───── Data to use

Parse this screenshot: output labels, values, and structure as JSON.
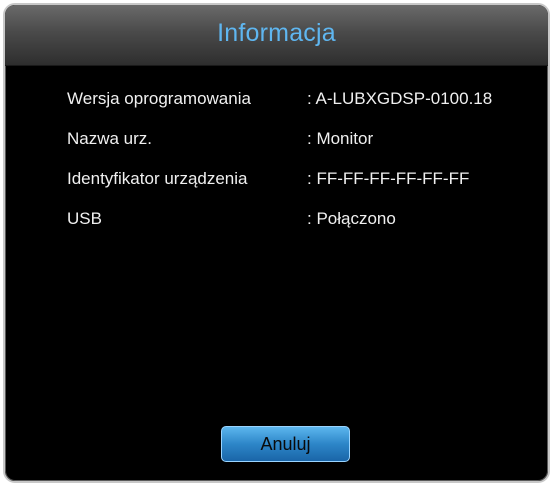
{
  "dialog": {
    "title": "Informacja",
    "rows": [
      {
        "label": "Wersja oprogramowania",
        "value": ": A-LUBXGDSP-0100.18"
      },
      {
        "label": "Nazwa urz.",
        "value": ": Monitor"
      },
      {
        "label": "Identyfikator urządzenia",
        "value": ": FF-FF-FF-FF-FF-FF"
      },
      {
        "label": "USB",
        "value": ": Połączono"
      }
    ],
    "cancel_label": "Anuluj"
  },
  "colors": {
    "title": "#5fb6f0",
    "background": "#000000",
    "button": "#2d86c8",
    "text": "#f0f0f0"
  }
}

──────────

### What this task involves
Repeat the data exactly, dropping every picture it holds.

### Output of the task
Parse this screenshot: output labels, values, and structure as JSON.
{
  "dialog": {
    "title": "Informacja",
    "rows": [
      {
        "label": "Wersja oprogramowania",
        "value": ": A-LUBXGDSP-0100.18"
      },
      {
        "label": "Nazwa urz.",
        "value": ": Monitor"
      },
      {
        "label": "Identyfikator urządzenia",
        "value": ": FF-FF-FF-FF-FF-FF"
      },
      {
        "label": "USB",
        "value": ": Połączono"
      }
    ],
    "cancel_label": "Anuluj"
  },
  "colors": {
    "title": "#5fb6f0",
    "background": "#000000",
    "button": "#2d86c8",
    "text": "#f0f0f0"
  }
}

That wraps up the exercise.